- _EXTRACTED INFORMATION_:
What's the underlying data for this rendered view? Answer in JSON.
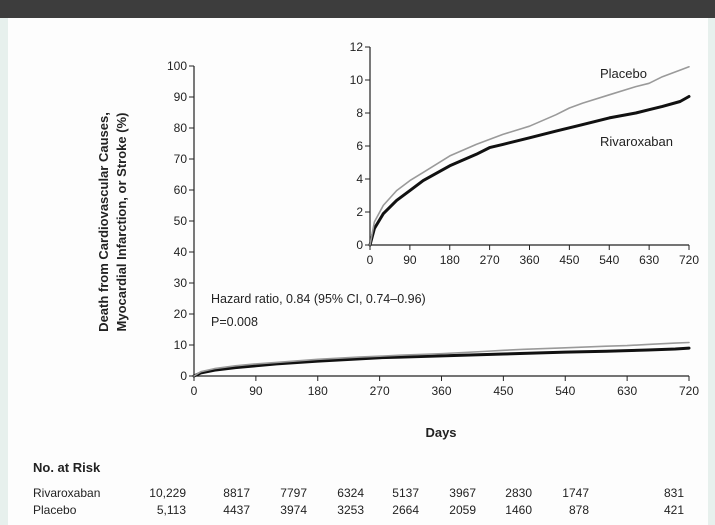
{
  "figure": {
    "colors": {
      "background": "#e7f0ed",
      "panel": "#fdfdfd",
      "top_rule": "#3d3d3d",
      "rivaroxaban": "#111111",
      "placebo": "#9a9a9a",
      "axis": "#222222"
    }
  },
  "chart_data": [
    {
      "type": "line",
      "ylabel_lines": [
        "Death from Cardiovascular Causes,",
        "Myocardial Infarction, or Stroke (%)"
      ],
      "xlabel": "Days",
      "xlim": [
        0,
        720
      ],
      "ylim": [
        0,
        100
      ],
      "x_ticks": [
        "0",
        "90",
        "180",
        "270",
        "360",
        "450",
        "540",
        "630",
        "720"
      ],
      "y_ticks": [
        "0",
        "10",
        "20",
        "30",
        "40",
        "50",
        "60",
        "70",
        "80",
        "90",
        "100"
      ],
      "annotation": [
        "Hazard ratio, 0.84 (95% CI, 0.74–0.96)",
        "P=0.008"
      ],
      "series": [
        {
          "name": "Rivaroxaban",
          "x": [
            0,
            10,
            30,
            60,
            90,
            120,
            180,
            240,
            270,
            300,
            360,
            420,
            450,
            480,
            540,
            600,
            630,
            660,
            700,
            720
          ],
          "y": [
            0,
            1.0,
            1.9,
            2.7,
            3.3,
            3.9,
            4.8,
            5.5,
            5.9,
            6.1,
            6.5,
            6.9,
            7.1,
            7.3,
            7.7,
            8.0,
            8.2,
            8.4,
            8.7,
            9.0
          ]
        },
        {
          "name": "Placebo",
          "x": [
            0,
            10,
            30,
            60,
            90,
            120,
            180,
            240,
            270,
            300,
            360,
            420,
            450,
            480,
            540,
            600,
            630,
            660,
            700,
            720
          ],
          "y": [
            0,
            1.4,
            2.4,
            3.3,
            3.9,
            4.4,
            5.4,
            6.1,
            6.4,
            6.7,
            7.2,
            7.9,
            8.3,
            8.6,
            9.1,
            9.6,
            9.8,
            10.2,
            10.6,
            10.8
          ]
        }
      ]
    },
    {
      "type": "line",
      "xlim": [
        0,
        720
      ],
      "ylim": [
        0,
        12
      ],
      "x_ticks": [
        "0",
        "90",
        "180",
        "270",
        "360",
        "450",
        "540",
        "630",
        "720"
      ],
      "y_ticks": [
        "0",
        "2",
        "4",
        "6",
        "8",
        "10",
        "12"
      ],
      "series": [
        {
          "name": "Rivaroxaban",
          "x": [
            0,
            10,
            30,
            60,
            90,
            120,
            180,
            240,
            270,
            300,
            360,
            420,
            450,
            480,
            540,
            600,
            630,
            660,
            700,
            720
          ],
          "y": [
            0,
            1.0,
            1.9,
            2.7,
            3.3,
            3.9,
            4.8,
            5.5,
            5.9,
            6.1,
            6.5,
            6.9,
            7.1,
            7.3,
            7.7,
            8.0,
            8.2,
            8.4,
            8.7,
            9.0
          ]
        },
        {
          "name": "Placebo",
          "x": [
            0,
            10,
            30,
            60,
            90,
            120,
            180,
            240,
            270,
            300,
            360,
            420,
            450,
            480,
            540,
            600,
            630,
            660,
            700,
            720
          ],
          "y": [
            0,
            1.4,
            2.4,
            3.3,
            3.9,
            4.4,
            5.4,
            6.1,
            6.4,
            6.7,
            7.2,
            7.9,
            8.3,
            8.6,
            9.1,
            9.6,
            9.8,
            10.2,
            10.6,
            10.8
          ]
        }
      ]
    }
  ],
  "risk_table": {
    "title": "No. at Risk",
    "rows": [
      {
        "label": "Rivaroxaban",
        "values": [
          "10,229",
          "8817",
          "7797",
          "6324",
          "5137",
          "3967",
          "2830",
          "1747",
          "831"
        ]
      },
      {
        "label": "Placebo",
        "values": [
          "5,113",
          "4437",
          "3974",
          "3253",
          "2664",
          "2059",
          "1460",
          "878",
          "421"
        ]
      }
    ]
  }
}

- _EXERCISE DESCRIPTION_: Copy the records above exactly, leaving out every picture.

- _OUTPUT BELOW_:
What's the underlying data for this rendered view? Answer in JSON.
{
  "figure": {
    "colors": {
      "background": "#e7f0ed",
      "panel": "#fdfdfd",
      "top_rule": "#3d3d3d",
      "rivaroxaban": "#111111",
      "placebo": "#9a9a9a",
      "axis": "#222222"
    }
  },
  "chart_data": [
    {
      "type": "line",
      "ylabel_lines": [
        "Death from Cardiovascular Causes,",
        "Myocardial Infarction, or Stroke (%)"
      ],
      "xlabel": "Days",
      "xlim": [
        0,
        720
      ],
      "ylim": [
        0,
        100
      ],
      "x_ticks": [
        "0",
        "90",
        "180",
        "270",
        "360",
        "450",
        "540",
        "630",
        "720"
      ],
      "y_ticks": [
        "0",
        "10",
        "20",
        "30",
        "40",
        "50",
        "60",
        "70",
        "80",
        "90",
        "100"
      ],
      "annotation": [
        "Hazard ratio, 0.84 (95% CI, 0.74–0.96)",
        "P=0.008"
      ],
      "series": [
        {
          "name": "Rivaroxaban",
          "x": [
            0,
            10,
            30,
            60,
            90,
            120,
            180,
            240,
            270,
            300,
            360,
            420,
            450,
            480,
            540,
            600,
            630,
            660,
            700,
            720
          ],
          "y": [
            0,
            1.0,
            1.9,
            2.7,
            3.3,
            3.9,
            4.8,
            5.5,
            5.9,
            6.1,
            6.5,
            6.9,
            7.1,
            7.3,
            7.7,
            8.0,
            8.2,
            8.4,
            8.7,
            9.0
          ]
        },
        {
          "name": "Placebo",
          "x": [
            0,
            10,
            30,
            60,
            90,
            120,
            180,
            240,
            270,
            300,
            360,
            420,
            450,
            480,
            540,
            600,
            630,
            660,
            700,
            720
          ],
          "y": [
            0,
            1.4,
            2.4,
            3.3,
            3.9,
            4.4,
            5.4,
            6.1,
            6.4,
            6.7,
            7.2,
            7.9,
            8.3,
            8.6,
            9.1,
            9.6,
            9.8,
            10.2,
            10.6,
            10.8
          ]
        }
      ]
    },
    {
      "type": "line",
      "xlim": [
        0,
        720
      ],
      "ylim": [
        0,
        12
      ],
      "x_ticks": [
        "0",
        "90",
        "180",
        "270",
        "360",
        "450",
        "540",
        "630",
        "720"
      ],
      "y_ticks": [
        "0",
        "2",
        "4",
        "6",
        "8",
        "10",
        "12"
      ],
      "series": [
        {
          "name": "Rivaroxaban",
          "x": [
            0,
            10,
            30,
            60,
            90,
            120,
            180,
            240,
            270,
            300,
            360,
            420,
            450,
            480,
            540,
            600,
            630,
            660,
            700,
            720
          ],
          "y": [
            0,
            1.0,
            1.9,
            2.7,
            3.3,
            3.9,
            4.8,
            5.5,
            5.9,
            6.1,
            6.5,
            6.9,
            7.1,
            7.3,
            7.7,
            8.0,
            8.2,
            8.4,
            8.7,
            9.0
          ]
        },
        {
          "name": "Placebo",
          "x": [
            0,
            10,
            30,
            60,
            90,
            120,
            180,
            240,
            270,
            300,
            360,
            420,
            450,
            480,
            540,
            600,
            630,
            660,
            700,
            720
          ],
          "y": [
            0,
            1.4,
            2.4,
            3.3,
            3.9,
            4.4,
            5.4,
            6.1,
            6.4,
            6.7,
            7.2,
            7.9,
            8.3,
            8.6,
            9.1,
            9.6,
            9.8,
            10.2,
            10.6,
            10.8
          ]
        }
      ]
    }
  ],
  "risk_table": {
    "title": "No. at Risk",
    "rows": [
      {
        "label": "Rivaroxaban",
        "values": [
          "10,229",
          "8817",
          "7797",
          "6324",
          "5137",
          "3967",
          "2830",
          "1747",
          "831"
        ]
      },
      {
        "label": "Placebo",
        "values": [
          "5,113",
          "4437",
          "3974",
          "3253",
          "2664",
          "2059",
          "1460",
          "878",
          "421"
        ]
      }
    ]
  }
}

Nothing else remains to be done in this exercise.